• [Short exercise] Look below. Copy each line that has "JSON" in it.

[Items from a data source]

----------

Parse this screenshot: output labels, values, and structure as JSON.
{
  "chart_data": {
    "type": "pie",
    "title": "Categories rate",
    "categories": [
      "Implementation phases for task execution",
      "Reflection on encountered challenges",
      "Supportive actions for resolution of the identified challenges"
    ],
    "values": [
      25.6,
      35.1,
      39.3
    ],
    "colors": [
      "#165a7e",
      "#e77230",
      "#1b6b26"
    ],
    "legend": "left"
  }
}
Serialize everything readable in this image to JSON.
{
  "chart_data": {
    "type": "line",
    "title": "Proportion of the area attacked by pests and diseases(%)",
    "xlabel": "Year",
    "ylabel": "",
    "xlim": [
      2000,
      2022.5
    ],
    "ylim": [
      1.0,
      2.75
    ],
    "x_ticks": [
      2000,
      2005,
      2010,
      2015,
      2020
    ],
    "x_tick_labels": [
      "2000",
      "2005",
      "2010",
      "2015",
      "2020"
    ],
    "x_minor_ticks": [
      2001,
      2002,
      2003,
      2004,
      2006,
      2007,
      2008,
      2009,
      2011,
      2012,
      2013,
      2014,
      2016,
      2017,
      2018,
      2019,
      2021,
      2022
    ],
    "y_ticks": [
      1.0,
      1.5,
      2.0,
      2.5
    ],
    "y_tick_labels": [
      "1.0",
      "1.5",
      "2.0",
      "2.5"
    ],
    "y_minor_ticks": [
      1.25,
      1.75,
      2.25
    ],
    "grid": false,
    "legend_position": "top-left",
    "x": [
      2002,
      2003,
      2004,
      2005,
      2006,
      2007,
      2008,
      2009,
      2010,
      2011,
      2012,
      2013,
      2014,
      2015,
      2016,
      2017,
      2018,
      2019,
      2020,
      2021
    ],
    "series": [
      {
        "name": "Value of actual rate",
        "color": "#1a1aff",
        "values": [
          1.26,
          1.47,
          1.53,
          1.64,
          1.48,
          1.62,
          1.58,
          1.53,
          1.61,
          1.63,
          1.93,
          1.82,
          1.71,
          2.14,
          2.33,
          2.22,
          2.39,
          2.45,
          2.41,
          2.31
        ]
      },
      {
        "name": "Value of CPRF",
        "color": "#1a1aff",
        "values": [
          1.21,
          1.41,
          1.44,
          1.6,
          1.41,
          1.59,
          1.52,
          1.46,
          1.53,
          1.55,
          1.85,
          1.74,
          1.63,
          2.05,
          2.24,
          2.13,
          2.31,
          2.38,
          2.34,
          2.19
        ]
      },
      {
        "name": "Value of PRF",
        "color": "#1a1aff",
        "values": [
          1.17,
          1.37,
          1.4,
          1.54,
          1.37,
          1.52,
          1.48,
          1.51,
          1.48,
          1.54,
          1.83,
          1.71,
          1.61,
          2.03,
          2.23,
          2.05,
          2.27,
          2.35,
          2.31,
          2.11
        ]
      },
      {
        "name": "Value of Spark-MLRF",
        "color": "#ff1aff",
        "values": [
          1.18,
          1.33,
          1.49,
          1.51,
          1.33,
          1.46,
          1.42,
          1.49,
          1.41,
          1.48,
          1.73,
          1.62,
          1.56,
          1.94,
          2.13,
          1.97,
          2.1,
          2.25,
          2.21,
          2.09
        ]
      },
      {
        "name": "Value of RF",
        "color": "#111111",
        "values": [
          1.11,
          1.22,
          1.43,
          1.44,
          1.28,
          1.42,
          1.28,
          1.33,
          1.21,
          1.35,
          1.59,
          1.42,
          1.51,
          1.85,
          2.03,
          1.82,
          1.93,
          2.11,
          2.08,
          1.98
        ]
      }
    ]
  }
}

----------

• [Written reply]
Parse this screenshot: output labels, values, and structure as JSON.
Serialize everything readable in this image to JSON.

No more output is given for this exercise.